:: INPUT FOR THIS TASK

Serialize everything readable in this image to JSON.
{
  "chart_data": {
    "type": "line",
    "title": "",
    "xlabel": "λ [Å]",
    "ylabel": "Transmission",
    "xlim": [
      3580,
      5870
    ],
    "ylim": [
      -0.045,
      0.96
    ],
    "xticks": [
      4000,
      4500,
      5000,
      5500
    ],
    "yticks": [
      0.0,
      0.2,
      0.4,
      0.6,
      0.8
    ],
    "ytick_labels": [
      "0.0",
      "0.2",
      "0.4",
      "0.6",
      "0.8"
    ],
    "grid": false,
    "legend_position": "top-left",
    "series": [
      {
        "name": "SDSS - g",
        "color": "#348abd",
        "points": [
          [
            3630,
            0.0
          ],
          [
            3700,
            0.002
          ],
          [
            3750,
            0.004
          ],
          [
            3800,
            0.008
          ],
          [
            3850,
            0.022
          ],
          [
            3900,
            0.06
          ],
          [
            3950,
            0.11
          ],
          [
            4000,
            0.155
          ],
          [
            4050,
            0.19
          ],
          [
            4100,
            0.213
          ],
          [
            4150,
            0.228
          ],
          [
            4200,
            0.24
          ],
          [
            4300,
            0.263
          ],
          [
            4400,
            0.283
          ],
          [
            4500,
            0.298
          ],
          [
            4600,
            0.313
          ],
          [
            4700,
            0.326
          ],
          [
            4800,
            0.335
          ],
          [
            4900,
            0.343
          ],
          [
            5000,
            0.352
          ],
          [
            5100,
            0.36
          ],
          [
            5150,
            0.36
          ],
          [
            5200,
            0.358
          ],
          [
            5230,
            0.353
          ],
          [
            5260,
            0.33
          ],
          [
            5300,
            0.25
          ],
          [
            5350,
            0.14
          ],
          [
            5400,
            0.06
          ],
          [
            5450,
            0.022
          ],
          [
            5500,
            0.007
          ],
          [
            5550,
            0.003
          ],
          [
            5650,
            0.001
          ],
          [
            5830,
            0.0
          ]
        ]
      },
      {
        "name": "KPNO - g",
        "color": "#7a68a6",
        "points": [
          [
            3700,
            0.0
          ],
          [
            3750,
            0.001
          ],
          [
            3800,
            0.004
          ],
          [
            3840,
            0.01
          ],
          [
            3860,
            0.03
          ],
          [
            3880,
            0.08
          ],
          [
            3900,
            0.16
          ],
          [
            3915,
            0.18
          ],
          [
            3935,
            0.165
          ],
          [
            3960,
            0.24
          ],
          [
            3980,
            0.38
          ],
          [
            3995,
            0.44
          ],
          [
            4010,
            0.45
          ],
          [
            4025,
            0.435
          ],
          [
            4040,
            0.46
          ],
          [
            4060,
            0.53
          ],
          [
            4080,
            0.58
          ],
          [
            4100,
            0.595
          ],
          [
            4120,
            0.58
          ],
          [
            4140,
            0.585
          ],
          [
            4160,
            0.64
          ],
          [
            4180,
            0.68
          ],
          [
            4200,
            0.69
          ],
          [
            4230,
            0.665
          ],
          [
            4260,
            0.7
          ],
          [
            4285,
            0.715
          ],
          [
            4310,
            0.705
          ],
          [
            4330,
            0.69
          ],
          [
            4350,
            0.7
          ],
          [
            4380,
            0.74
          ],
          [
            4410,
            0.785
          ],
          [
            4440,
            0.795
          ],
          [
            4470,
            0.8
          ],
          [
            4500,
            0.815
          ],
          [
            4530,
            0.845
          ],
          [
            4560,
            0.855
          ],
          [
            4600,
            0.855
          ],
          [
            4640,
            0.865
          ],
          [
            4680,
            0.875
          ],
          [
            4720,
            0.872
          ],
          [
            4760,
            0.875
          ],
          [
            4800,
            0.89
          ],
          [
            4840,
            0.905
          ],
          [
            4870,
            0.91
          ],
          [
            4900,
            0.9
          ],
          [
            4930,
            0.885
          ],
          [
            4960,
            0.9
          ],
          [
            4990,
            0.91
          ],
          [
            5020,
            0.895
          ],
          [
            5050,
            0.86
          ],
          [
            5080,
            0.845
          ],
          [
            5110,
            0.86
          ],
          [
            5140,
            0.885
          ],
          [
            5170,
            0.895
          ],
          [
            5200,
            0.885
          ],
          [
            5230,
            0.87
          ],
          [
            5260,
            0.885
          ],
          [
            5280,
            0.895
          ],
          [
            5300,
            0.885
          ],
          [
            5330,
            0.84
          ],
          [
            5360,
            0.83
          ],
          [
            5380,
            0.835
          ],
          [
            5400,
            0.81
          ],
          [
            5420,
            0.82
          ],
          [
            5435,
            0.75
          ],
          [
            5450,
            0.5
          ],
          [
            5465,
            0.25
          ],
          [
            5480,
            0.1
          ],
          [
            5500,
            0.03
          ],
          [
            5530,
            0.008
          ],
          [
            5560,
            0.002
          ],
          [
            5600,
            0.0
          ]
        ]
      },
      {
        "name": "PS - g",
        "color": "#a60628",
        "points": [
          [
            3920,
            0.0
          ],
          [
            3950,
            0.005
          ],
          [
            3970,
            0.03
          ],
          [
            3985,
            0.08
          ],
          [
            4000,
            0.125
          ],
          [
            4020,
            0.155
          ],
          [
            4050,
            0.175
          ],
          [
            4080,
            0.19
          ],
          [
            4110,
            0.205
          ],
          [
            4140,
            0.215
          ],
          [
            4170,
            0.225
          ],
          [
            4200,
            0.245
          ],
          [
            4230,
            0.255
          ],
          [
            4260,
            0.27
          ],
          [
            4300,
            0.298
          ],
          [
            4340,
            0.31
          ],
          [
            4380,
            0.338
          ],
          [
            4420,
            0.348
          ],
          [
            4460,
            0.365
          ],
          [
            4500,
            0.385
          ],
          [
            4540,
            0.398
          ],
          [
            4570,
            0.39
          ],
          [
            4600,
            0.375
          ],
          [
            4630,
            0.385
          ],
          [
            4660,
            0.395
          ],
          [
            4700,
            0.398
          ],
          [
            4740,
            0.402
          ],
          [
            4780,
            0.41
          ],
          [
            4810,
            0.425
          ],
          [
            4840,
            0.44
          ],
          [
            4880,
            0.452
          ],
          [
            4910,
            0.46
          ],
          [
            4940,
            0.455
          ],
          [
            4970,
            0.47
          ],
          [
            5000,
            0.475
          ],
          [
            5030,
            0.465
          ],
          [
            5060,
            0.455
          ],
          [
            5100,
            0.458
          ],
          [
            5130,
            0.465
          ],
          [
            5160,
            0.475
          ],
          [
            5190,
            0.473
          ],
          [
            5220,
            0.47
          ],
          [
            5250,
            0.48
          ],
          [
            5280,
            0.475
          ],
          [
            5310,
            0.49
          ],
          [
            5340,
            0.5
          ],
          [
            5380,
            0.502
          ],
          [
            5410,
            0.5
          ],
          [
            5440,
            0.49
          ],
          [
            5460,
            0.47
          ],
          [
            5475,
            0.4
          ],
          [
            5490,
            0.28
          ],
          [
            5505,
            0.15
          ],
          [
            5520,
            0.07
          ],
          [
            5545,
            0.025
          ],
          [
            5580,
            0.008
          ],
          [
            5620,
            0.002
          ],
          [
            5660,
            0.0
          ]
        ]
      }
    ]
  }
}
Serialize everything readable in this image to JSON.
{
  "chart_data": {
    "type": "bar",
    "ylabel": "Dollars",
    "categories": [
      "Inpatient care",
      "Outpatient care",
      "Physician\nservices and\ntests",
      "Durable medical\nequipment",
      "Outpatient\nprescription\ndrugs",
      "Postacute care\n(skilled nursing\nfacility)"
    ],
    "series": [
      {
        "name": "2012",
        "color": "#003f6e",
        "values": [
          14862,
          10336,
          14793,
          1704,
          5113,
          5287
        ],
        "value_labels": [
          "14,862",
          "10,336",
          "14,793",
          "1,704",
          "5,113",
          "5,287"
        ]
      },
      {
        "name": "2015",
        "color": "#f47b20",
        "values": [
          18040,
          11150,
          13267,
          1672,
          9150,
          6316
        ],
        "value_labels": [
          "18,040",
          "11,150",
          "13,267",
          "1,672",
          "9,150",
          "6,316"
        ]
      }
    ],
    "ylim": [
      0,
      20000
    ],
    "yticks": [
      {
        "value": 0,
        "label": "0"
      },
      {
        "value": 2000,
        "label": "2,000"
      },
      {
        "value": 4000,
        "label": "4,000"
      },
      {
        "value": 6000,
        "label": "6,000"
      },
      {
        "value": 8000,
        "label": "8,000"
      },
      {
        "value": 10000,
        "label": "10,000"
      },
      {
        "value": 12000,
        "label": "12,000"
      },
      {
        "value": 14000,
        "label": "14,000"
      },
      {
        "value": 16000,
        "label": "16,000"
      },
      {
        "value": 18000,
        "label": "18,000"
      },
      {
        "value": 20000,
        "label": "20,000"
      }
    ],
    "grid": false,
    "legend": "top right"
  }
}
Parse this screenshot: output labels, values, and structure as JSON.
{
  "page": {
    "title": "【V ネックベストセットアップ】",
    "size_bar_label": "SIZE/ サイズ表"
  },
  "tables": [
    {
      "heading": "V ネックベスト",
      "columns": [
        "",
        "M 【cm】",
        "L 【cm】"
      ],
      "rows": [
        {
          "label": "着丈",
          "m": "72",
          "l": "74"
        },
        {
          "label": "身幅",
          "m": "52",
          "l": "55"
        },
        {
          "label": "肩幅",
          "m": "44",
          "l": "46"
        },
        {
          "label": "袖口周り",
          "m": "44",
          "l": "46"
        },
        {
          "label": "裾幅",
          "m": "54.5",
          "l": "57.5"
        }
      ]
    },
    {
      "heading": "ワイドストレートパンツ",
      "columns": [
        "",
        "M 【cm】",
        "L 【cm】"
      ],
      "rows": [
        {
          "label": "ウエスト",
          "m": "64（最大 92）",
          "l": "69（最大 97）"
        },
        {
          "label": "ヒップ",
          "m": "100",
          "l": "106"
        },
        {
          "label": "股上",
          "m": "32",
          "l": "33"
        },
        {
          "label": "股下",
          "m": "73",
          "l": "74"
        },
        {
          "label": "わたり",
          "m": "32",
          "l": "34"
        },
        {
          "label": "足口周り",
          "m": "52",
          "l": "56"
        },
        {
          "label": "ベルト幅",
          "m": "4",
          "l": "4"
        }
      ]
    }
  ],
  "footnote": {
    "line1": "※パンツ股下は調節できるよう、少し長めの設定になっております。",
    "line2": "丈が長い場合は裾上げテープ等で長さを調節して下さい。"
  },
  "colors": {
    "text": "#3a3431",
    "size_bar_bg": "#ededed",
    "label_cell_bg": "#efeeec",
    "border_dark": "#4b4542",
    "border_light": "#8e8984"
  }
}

::::

**YOUR GOAL:** Where a line in the entries holds "ylabel", copy that line.

**ANSWER BELOW:**
    "ylabel": "Transmission",
    "ylabel": "Dollars",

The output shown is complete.